Entries from a visual dataset:
=====
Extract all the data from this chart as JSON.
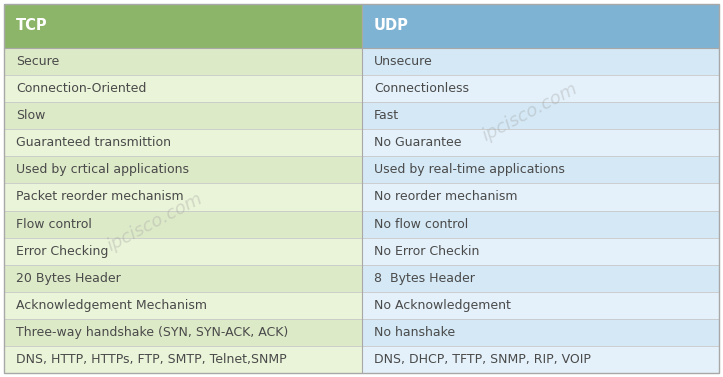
{
  "header": [
    "TCP",
    "UDP"
  ],
  "rows": [
    [
      "Secure",
      "Unsecure"
    ],
    [
      "Connection-Oriented",
      "Connectionless"
    ],
    [
      "Slow",
      "Fast"
    ],
    [
      "Guaranteed transmittion",
      "No Guarantee"
    ],
    [
      "Used by crtical applications",
      "Used by real-time applications"
    ],
    [
      "Packet reorder mechanism",
      "No reorder mechanism"
    ],
    [
      "Flow control",
      "No flow control"
    ],
    [
      "Error Checking",
      "No Error Checkin"
    ],
    [
      "20 Bytes Header",
      "8  Bytes Header"
    ],
    [
      "Acknowledgement Mechanism",
      "No Acknowledgement"
    ],
    [
      "Three-way handshake (SYN, SYN-ACK, ACK)",
      "No hanshake"
    ],
    [
      "DNS, HTTP, HTTPs, FTP, SMTP, Telnet,SNMP",
      "DNS, DHCP, TFTP, SNMP, RIP, VOIP"
    ]
  ],
  "header_bg_tcp": "#8db56a",
  "header_bg_udp": "#7fb3d3",
  "row_bg_tcp_even": "#ddeac8",
  "row_bg_tcp_odd": "#eaf4d8",
  "row_bg_udp_even": "#d4e8f5",
  "row_bg_udp_odd": "#e4f1fa",
  "header_text_color": "#ffffff",
  "row_text_color": "#4a4a4a",
  "border_color": "#a8a8a8",
  "divider_color": "#c8c8c8",
  "header_font_size": 10.5,
  "row_font_size": 9,
  "watermark_text": "ipcisco.com",
  "watermark_color": "#a0a0a0",
  "watermark_alpha": 0.35,
  "fig_width": 7.23,
  "fig_height": 3.77,
  "dpi": 100
}
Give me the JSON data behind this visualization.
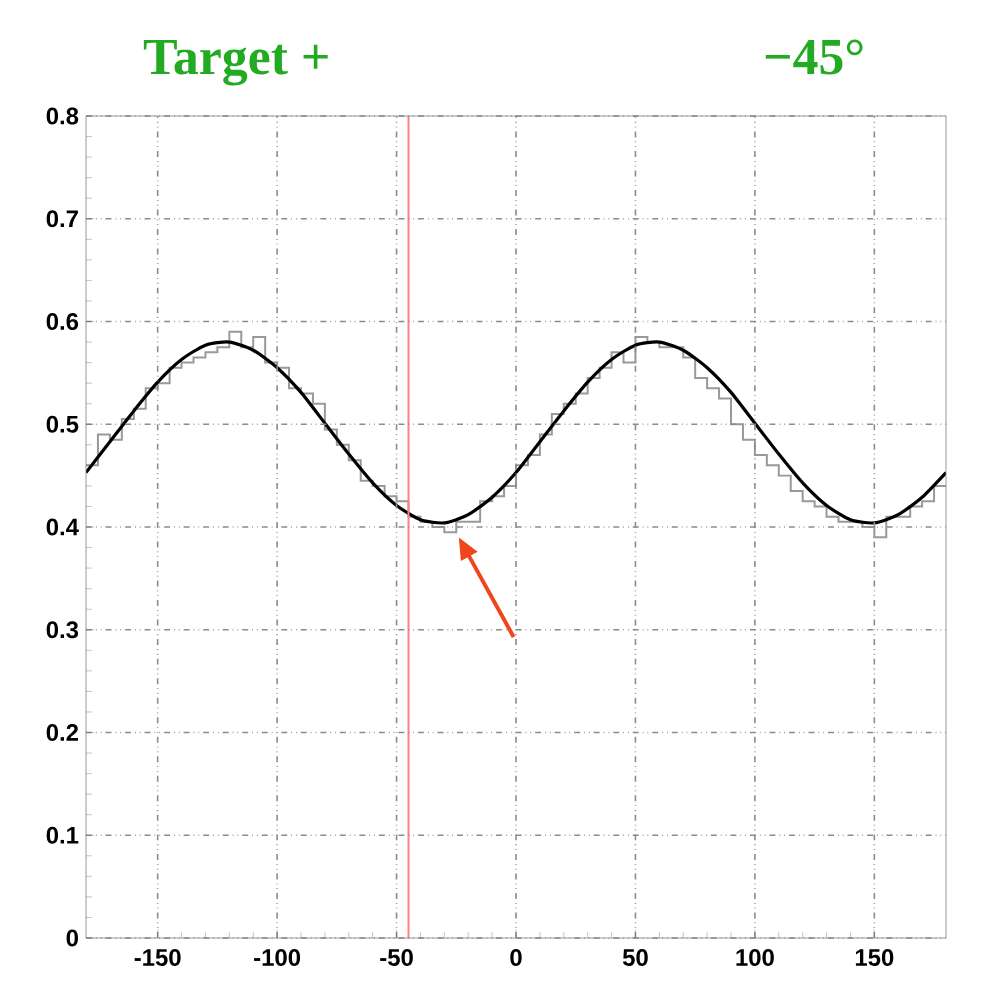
{
  "chart_data": {
    "type": "histogram",
    "title": "Target +",
    "subtitle": "−45°",
    "xlim": [
      -180,
      180
    ],
    "ylim": [
      0,
      0.8
    ],
    "xticks": [
      -150,
      -100,
      -50,
      0,
      50,
      100,
      150
    ],
    "yticks": [
      0,
      0.1,
      0.2,
      0.3,
      0.4,
      0.5,
      0.6,
      0.7,
      0.8
    ],
    "grid": true,
    "ref_lines": [
      {
        "axis": "x",
        "value": -45,
        "color": "#ff8080"
      }
    ],
    "series": [
      {
        "color": "#999999",
        "bins": [
          -180,
          -175,
          -170,
          -165,
          -160,
          -155,
          -150,
          -145,
          -140,
          -135,
          -130,
          -125,
          -120,
          -115,
          -110,
          -105,
          -100,
          -95,
          -90,
          -85,
          -80,
          -75,
          -70,
          -65,
          -60,
          -55,
          -50,
          -45,
          -40,
          -35,
          -30,
          -25,
          -20,
          -15,
          -10,
          -5,
          0,
          5,
          10,
          15,
          20,
          25,
          30,
          35,
          40,
          45,
          50,
          55,
          60,
          65,
          70,
          75,
          80,
          85,
          90,
          95,
          100,
          105,
          110,
          115,
          120,
          125,
          130,
          135,
          140,
          145,
          150,
          155,
          160,
          165,
          170,
          175,
          180
        ],
        "values": [
          0.46,
          0.49,
          0.485,
          0.505,
          0.515,
          0.535,
          0.54,
          0.555,
          0.56,
          0.565,
          0.57,
          0.575,
          0.59,
          0.575,
          0.585,
          0.56,
          0.555,
          0.535,
          0.53,
          0.52,
          0.495,
          0.48,
          0.465,
          0.445,
          0.44,
          0.43,
          0.425,
          0.41,
          0.405,
          0.4,
          0.395,
          0.405,
          0.405,
          0.425,
          0.43,
          0.44,
          0.46,
          0.47,
          0.49,
          0.51,
          0.52,
          0.53,
          0.545,
          0.555,
          0.57,
          0.56,
          0.585,
          0.58,
          0.575,
          0.575,
          0.565,
          0.545,
          0.535,
          0.525,
          0.5,
          0.485,
          0.47,
          0.46,
          0.45,
          0.435,
          0.425,
          0.42,
          0.41,
          0.405,
          0.405,
          0.4,
          0.39,
          0.41,
          0.41,
          0.42,
          0.425,
          0.44
        ]
      },
      {
        "type": "line",
        "color": "#000000",
        "x": [
          -180,
          -170,
          -160,
          -150,
          -140,
          -130,
          -120,
          -110,
          -100,
          -90,
          -80,
          -70,
          -60,
          -50,
          -40,
          -30,
          -20,
          -10,
          0,
          10,
          20,
          30,
          40,
          50,
          60,
          70,
          80,
          90,
          100,
          110,
          120,
          130,
          140,
          150,
          160,
          170,
          180
        ],
        "values": [
          0.453,
          0.483,
          0.513,
          0.541,
          0.563,
          0.577,
          0.58,
          0.572,
          0.555,
          0.531,
          0.501,
          0.471,
          0.443,
          0.421,
          0.407,
          0.404,
          0.412,
          0.429,
          0.453,
          0.483,
          0.513,
          0.541,
          0.563,
          0.577,
          0.58,
          0.572,
          0.555,
          0.531,
          0.501,
          0.471,
          0.443,
          0.421,
          0.407,
          0.404,
          0.412,
          0.429,
          0.453
        ]
      }
    ]
  }
}
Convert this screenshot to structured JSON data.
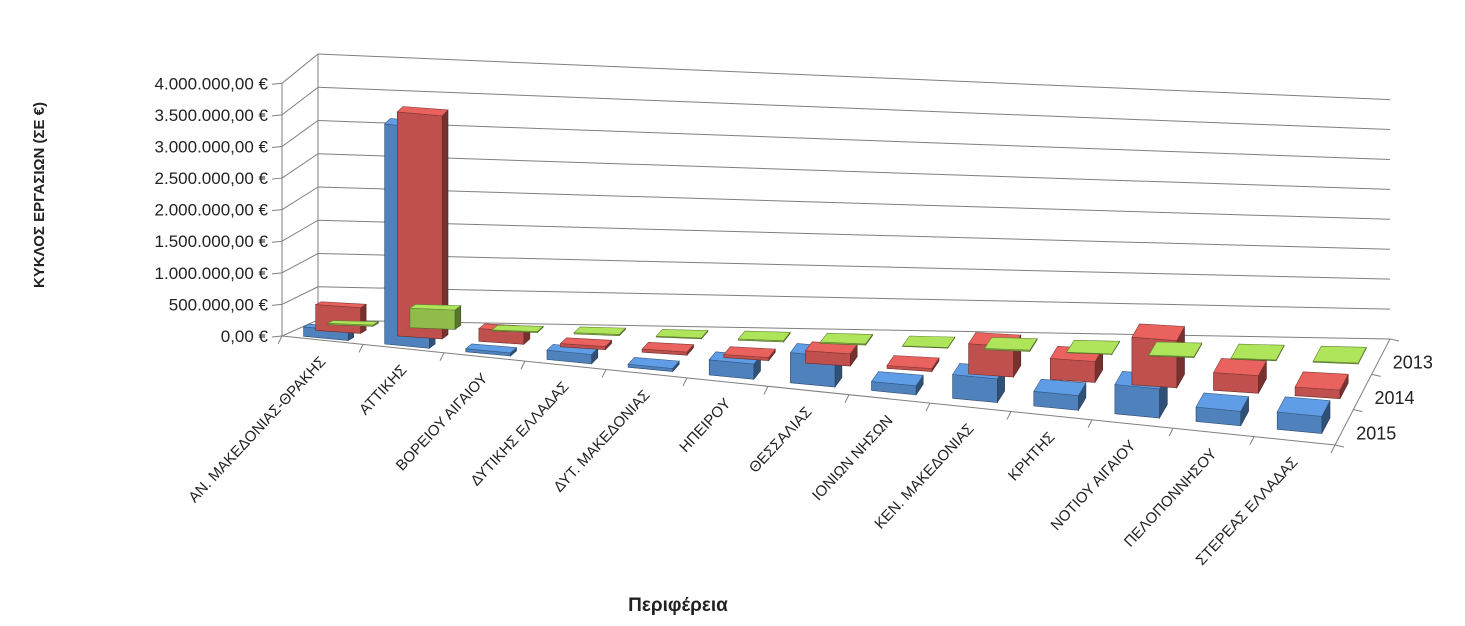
{
  "chart_data": {
    "type": "bar",
    "variant": "3d-column",
    "title": "",
    "xlabel": "Περιφέρεια",
    "ylabel": "ΚΥΚΛΟΣ ΕΡΓΑΣΙΩΝ (ΣΕ €)",
    "ylim": [
      0,
      4000000
    ],
    "yticks": [
      "0,00 €",
      "500.000,00 €",
      "1.000.000,00 €",
      "1.500.000,00 €",
      "2.000.000,00 €",
      "2.500.000,00 €",
      "3.000.000,00 €",
      "3.500.000,00 €",
      "4.000.000,00 €"
    ],
    "grid": true,
    "categories": [
      "ΑΝ. ΜΑΚΕΔΟΝΙΑΣ-ΘΡΑΚΗΣ",
      "ΑΤΤΙΚΗΣ",
      "ΒΟΡΕΙΟΥ ΑΙΓΑΙΟΥ",
      "ΔΥΤΙΚΗΣ ΕΛΛΑΔΑΣ",
      "ΔΥΤ. ΜΑΚΕΔΟΝΙΑΣ",
      "ΗΠΕΙΡΟΥ",
      "ΘΕΣΣΑΛΙΑΣ",
      "ΙΟΝΙΩΝ ΝΗΣΩΝ",
      "ΚΕΝ. ΜΑΚΕΔΟΝΙΑΣ",
      "ΚΡΗΤΗΣ",
      "ΝΟΤΙΟΥ ΑΙΓΑΙΟΥ",
      "ΠΕΛΟΠΟΝΝΗΣΟΥ",
      "ΣΤΕΡΕΑΣ ΕΛΛΑΔΑΣ"
    ],
    "series": [
      {
        "name": "2013",
        "color": "#8fbc4a",
        "values": [
          20000,
          300000,
          15000,
          20000,
          15000,
          20000,
          20000,
          10000,
          20000,
          10000,
          15000,
          15000,
          15000
        ]
      },
      {
        "name": "2014",
        "color": "#c0504d",
        "values": [
          400000,
          3500000,
          200000,
          50000,
          50000,
          50000,
          200000,
          50000,
          500000,
          350000,
          800000,
          300000,
          150000
        ]
      },
      {
        "name": "2015",
        "color": "#4f81bd",
        "values": [
          150000,
          3500000,
          50000,
          150000,
          50000,
          250000,
          500000,
          150000,
          400000,
          250000,
          500000,
          250000,
          300000
        ]
      }
    ]
  }
}
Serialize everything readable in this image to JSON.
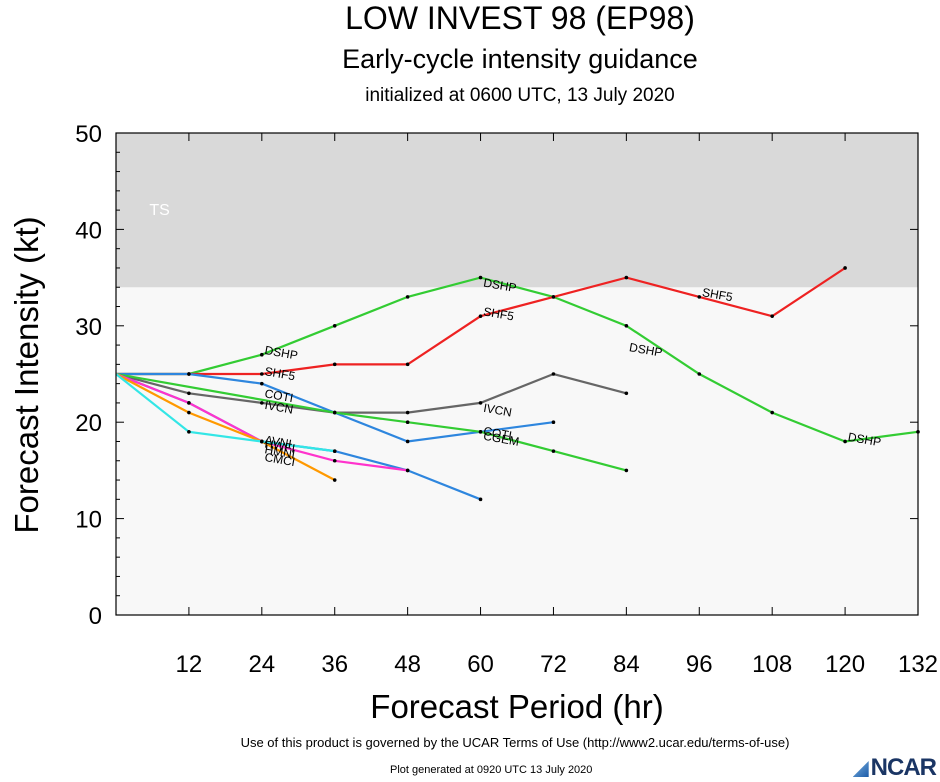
{
  "header": {
    "title": "LOW INVEST 98 (EP98)",
    "subtitle": "Early-cycle intensity guidance",
    "init": "initialized at 0600 UTC, 13 July 2020"
  },
  "footer": {
    "terms": "Use of this product is governed by the UCAR Terms of Use (http://www2.ucar.edu/terms-of-use)",
    "generated": "Plot generated at 0920 UTC   13 July 2020",
    "logo": "NCAR"
  },
  "chart_data": {
    "type": "line",
    "xlabel": "Forecast Period (hr)",
    "ylabel": "Forecast Intensity (kt)",
    "xlim": [
      0,
      132
    ],
    "ylim": [
      0,
      50
    ],
    "xticks": [
      12,
      24,
      36,
      48,
      60,
      72,
      84,
      96,
      108,
      120,
      132
    ],
    "yticks": [
      0,
      10,
      20,
      30,
      40,
      50
    ],
    "band": {
      "label": "TS",
      "from": 34,
      "to": 50,
      "color": "#d9d9d9"
    },
    "plot_background": "#f8f8f8",
    "series": [
      {
        "name": "DSHP",
        "color": "#33cc33",
        "label_at": [
          [
            24,
            27.5
          ],
          [
            60,
            34.5
          ],
          [
            84,
            27.8
          ],
          [
            120,
            18.5
          ]
        ],
        "x": [
          0,
          12,
          24,
          36,
          48,
          60,
          72,
          84,
          96,
          108,
          120,
          132
        ],
        "y": [
          25,
          25,
          27,
          30,
          33,
          35,
          33,
          30,
          25,
          21,
          18,
          19
        ]
      },
      {
        "name": "SHF5",
        "color": "#ee2222",
        "label_at": [
          [
            24,
            25.3
          ],
          [
            60,
            31.5
          ],
          [
            96,
            33.5
          ]
        ],
        "x": [
          0,
          12,
          24,
          36,
          48,
          60,
          72,
          84,
          96,
          108,
          120
        ],
        "y": [
          25,
          25,
          25,
          26,
          26,
          31,
          33,
          35,
          33,
          31,
          36
        ]
      },
      {
        "name": "IVCN",
        "color": "#666666",
        "label_at": [
          [
            24,
            21.8
          ],
          [
            60,
            21.5
          ]
        ],
        "x": [
          0,
          12,
          24,
          36,
          48,
          60,
          72,
          84
        ],
        "y": [
          25,
          23,
          22,
          21,
          21,
          22,
          25,
          23
        ]
      },
      {
        "name": "COTI",
        "color": "#2e86de",
        "label_at": [
          [
            24,
            23
          ],
          [
            60,
            19.1
          ]
        ],
        "x": [
          0,
          12,
          24,
          36,
          48,
          60,
          72
        ],
        "y": [
          25,
          25,
          24,
          21,
          18,
          19,
          20
        ]
      },
      {
        "name": "CGEM",
        "color": "#33cc33",
        "label_at": [
          [
            60,
            18.6
          ]
        ],
        "x": [
          0,
          36,
          48,
          60,
          72,
          84
        ],
        "y": [
          25,
          21,
          20,
          19,
          17,
          15
        ]
      },
      {
        "name": "HWFI",
        "color": "#2e86de",
        "label_at": [
          [
            24,
            17.8
          ]
        ],
        "x": [
          0,
          12,
          24,
          36,
          48,
          60
        ],
        "y": [
          25,
          22,
          18,
          17,
          15,
          12
        ]
      },
      {
        "name": "HMNI",
        "color": "#ff33cc",
        "label_at": [
          [
            24,
            17.2
          ]
        ],
        "x": [
          0,
          12,
          24,
          36,
          48
        ],
        "y": [
          25,
          22,
          18,
          16,
          15
        ]
      },
      {
        "name": "CMCI",
        "color": "#ff9900",
        "label_at": [
          [
            24,
            16.4
          ]
        ],
        "x": [
          0,
          12,
          24,
          36
        ],
        "y": [
          25,
          21,
          18,
          14
        ]
      },
      {
        "name": "AVNI",
        "color": "#33e6e6",
        "label_at": [
          [
            24,
            18.2
          ]
        ],
        "x": [
          0,
          12,
          24,
          36
        ],
        "y": [
          25,
          19,
          18,
          17
        ]
      }
    ]
  }
}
=====
**To be done:**
Take every line from the data that contains the word "Used".

**Complete output:**
      "Used by crtical applications",
      "Used by real-time applications"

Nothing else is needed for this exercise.